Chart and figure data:
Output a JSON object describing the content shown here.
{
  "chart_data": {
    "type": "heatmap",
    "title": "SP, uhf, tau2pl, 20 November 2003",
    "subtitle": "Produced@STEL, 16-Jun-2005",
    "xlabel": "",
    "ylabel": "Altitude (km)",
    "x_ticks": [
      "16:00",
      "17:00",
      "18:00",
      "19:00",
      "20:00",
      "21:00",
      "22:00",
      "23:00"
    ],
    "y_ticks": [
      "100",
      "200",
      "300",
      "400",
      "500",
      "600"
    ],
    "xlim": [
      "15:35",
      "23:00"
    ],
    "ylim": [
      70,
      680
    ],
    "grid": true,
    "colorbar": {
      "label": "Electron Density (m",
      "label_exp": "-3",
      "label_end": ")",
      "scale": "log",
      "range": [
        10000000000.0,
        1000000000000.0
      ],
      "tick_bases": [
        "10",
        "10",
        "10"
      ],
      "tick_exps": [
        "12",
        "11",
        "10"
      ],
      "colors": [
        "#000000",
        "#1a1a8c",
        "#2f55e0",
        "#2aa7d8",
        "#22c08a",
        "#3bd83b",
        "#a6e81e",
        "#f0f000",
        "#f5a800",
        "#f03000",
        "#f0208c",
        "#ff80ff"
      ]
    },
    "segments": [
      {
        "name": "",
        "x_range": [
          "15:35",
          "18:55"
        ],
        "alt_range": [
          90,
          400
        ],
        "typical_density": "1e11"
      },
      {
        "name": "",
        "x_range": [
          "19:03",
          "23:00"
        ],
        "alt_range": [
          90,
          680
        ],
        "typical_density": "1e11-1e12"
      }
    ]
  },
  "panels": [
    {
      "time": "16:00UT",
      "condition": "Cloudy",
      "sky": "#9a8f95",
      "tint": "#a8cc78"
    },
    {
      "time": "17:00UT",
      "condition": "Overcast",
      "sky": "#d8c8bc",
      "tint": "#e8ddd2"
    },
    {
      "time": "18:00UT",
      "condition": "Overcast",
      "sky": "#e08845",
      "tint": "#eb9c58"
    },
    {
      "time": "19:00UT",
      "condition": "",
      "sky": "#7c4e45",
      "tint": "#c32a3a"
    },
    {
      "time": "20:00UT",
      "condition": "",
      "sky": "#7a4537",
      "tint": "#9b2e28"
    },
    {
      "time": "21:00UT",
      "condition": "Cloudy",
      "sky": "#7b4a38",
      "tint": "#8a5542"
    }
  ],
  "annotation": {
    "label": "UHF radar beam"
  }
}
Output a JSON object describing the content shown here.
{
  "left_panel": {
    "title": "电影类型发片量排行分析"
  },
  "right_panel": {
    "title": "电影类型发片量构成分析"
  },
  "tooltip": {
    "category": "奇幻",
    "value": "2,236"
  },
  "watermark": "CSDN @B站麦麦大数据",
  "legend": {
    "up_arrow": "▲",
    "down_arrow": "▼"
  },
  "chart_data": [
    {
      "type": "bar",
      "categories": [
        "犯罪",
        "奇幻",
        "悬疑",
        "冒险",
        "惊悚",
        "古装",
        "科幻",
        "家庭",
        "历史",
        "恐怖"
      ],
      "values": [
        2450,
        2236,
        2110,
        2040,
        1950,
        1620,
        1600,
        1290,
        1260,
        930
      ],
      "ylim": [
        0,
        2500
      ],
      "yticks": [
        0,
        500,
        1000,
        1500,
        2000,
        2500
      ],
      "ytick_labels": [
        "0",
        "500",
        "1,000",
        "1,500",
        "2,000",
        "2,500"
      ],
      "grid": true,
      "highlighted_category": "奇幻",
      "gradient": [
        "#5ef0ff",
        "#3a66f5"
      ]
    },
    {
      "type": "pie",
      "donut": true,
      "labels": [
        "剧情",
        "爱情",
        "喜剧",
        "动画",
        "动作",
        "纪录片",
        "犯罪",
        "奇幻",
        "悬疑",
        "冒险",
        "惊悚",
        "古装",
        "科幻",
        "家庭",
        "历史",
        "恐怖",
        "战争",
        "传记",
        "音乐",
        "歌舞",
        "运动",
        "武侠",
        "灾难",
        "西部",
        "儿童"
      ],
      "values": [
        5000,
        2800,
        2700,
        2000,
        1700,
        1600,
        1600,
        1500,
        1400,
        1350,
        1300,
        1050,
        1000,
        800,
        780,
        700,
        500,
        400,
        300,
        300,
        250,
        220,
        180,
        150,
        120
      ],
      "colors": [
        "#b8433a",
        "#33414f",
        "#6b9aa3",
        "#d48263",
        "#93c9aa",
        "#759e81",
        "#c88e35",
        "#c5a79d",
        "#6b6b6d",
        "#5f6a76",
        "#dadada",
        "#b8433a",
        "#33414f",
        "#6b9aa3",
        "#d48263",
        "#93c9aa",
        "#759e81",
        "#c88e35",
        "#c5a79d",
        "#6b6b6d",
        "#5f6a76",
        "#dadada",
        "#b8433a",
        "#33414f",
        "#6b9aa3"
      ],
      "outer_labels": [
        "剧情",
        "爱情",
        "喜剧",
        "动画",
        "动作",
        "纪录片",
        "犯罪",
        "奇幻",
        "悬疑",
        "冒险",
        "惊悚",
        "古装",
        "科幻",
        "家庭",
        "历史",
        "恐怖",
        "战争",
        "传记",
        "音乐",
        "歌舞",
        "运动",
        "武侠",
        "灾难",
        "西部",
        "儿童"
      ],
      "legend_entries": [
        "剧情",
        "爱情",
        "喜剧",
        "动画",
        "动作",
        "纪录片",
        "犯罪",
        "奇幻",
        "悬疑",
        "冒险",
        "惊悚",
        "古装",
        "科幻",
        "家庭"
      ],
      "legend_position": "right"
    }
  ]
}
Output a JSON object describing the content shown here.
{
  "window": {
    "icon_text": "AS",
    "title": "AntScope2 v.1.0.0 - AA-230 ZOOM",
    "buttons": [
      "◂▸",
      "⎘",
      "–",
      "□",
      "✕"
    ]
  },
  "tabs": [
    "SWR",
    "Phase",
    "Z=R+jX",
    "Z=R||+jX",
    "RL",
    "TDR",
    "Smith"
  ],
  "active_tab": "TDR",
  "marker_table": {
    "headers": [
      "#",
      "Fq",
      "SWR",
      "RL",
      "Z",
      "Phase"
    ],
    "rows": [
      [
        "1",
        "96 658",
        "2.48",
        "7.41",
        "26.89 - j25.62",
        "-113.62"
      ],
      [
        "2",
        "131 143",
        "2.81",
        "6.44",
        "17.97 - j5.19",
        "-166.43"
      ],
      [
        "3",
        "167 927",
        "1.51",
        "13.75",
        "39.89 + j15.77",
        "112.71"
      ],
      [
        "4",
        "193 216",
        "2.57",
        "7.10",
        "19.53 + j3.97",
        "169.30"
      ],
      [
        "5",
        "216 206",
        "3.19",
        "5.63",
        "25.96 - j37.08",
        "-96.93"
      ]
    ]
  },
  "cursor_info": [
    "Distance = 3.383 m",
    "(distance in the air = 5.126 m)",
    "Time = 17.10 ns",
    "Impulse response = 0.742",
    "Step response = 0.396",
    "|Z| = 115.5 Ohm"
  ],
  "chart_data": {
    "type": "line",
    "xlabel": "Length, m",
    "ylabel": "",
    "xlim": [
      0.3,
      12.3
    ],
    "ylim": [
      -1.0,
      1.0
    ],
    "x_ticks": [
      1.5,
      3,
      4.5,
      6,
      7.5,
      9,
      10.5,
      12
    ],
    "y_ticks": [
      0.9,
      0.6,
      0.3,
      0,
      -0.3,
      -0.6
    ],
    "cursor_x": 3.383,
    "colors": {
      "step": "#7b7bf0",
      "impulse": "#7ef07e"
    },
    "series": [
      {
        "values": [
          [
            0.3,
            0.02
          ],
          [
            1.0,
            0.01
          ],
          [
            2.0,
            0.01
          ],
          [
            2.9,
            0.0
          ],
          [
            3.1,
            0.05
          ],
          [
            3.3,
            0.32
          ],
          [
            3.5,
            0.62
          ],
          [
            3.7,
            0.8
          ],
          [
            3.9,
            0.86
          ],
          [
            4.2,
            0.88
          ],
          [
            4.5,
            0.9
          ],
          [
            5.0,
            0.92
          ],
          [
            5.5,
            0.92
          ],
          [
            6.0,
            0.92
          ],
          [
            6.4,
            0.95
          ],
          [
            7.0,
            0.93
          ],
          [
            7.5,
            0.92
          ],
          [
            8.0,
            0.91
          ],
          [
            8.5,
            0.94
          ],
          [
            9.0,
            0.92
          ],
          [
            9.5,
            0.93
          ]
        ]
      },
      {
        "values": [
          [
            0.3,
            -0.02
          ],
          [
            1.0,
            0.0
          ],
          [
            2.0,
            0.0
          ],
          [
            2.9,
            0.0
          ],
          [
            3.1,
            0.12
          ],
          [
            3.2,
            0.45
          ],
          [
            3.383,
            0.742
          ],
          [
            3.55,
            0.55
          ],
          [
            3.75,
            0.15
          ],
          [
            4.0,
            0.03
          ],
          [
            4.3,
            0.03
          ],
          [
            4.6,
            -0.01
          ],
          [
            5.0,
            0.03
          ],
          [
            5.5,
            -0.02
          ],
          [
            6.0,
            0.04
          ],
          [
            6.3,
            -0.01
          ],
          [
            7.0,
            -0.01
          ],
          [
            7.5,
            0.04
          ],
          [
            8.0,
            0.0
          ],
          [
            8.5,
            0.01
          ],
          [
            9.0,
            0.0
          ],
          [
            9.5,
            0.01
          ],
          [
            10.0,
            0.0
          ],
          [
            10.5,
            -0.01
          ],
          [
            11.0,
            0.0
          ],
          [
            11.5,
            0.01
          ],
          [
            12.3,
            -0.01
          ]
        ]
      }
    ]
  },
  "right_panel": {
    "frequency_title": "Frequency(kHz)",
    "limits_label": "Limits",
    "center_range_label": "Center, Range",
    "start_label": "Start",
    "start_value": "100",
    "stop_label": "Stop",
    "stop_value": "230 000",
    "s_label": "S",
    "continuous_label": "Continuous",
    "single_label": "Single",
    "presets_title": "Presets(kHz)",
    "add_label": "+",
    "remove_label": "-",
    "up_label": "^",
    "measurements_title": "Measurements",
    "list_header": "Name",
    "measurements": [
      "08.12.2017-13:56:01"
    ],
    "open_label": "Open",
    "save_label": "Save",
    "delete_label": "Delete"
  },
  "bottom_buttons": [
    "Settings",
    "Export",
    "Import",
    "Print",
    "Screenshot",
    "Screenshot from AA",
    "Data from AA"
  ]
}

### Written exercise
Using the listing, copy every line where the word "tint" shows up.

### Task response
      "tint": "#a8cc78"
      "tint": "#e8ddd2"
      "tint": "#eb9c58"
      "tint": "#c32a3a"
      "tint": "#9b2e28"
      "tint": "#8a5542"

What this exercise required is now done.